§ **PROBLEM REQUIREMENTS**
Using the records below, locate all lines containing "хочу" and return them.

§ **DATASET ENTRIES**

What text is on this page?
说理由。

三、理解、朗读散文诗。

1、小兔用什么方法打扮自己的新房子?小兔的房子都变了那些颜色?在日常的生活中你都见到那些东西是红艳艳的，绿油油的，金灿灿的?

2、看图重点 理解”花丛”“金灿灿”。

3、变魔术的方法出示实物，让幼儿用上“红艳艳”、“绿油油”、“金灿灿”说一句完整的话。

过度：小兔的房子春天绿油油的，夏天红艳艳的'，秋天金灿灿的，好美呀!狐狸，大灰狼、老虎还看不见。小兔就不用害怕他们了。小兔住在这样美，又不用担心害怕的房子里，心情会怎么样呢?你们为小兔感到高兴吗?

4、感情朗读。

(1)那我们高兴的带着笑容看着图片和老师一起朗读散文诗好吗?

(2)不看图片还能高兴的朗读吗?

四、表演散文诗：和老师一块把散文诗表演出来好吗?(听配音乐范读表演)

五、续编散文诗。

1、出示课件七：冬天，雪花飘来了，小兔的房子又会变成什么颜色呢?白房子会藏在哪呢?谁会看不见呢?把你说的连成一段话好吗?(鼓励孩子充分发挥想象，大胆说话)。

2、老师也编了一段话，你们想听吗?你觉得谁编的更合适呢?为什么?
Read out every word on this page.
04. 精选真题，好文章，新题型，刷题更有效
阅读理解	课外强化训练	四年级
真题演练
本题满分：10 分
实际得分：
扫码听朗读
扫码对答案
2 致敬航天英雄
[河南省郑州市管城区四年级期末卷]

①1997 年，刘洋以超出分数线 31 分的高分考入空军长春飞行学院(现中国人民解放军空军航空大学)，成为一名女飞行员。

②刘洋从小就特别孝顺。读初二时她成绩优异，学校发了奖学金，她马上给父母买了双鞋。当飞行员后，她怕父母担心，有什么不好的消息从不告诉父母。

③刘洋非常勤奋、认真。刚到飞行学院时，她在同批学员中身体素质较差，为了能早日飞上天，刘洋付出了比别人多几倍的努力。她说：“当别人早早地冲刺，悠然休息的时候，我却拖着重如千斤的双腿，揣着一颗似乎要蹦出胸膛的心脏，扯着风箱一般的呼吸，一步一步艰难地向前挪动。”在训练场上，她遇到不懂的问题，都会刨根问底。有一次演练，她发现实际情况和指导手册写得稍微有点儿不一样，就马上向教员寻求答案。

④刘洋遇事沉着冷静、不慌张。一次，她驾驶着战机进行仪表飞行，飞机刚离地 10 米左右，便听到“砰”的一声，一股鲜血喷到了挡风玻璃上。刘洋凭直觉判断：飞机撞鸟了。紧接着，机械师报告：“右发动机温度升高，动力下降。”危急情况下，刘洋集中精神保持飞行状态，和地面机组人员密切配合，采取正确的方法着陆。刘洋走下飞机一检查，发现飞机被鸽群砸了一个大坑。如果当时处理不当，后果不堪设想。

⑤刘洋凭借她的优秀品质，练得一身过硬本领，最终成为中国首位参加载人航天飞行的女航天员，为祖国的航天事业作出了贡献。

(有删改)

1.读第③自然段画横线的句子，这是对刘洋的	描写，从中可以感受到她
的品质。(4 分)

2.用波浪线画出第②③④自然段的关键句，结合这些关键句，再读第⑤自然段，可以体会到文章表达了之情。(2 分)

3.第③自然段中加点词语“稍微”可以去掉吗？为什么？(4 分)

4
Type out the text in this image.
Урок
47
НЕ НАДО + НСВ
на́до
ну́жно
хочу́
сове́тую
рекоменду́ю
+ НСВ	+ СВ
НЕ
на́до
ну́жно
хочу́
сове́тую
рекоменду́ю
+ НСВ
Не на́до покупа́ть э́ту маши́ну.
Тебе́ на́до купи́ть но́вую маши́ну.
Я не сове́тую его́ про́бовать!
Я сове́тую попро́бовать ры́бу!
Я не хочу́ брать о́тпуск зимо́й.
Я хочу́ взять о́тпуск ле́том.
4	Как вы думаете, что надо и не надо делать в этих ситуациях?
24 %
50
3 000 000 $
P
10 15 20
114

§ **EXERCISE OUTPUT**
хочу́
хочу́
Я не хочу́ брать о́тпуск зимо́й.
Я хочу́ взять о́тпуск ле́том.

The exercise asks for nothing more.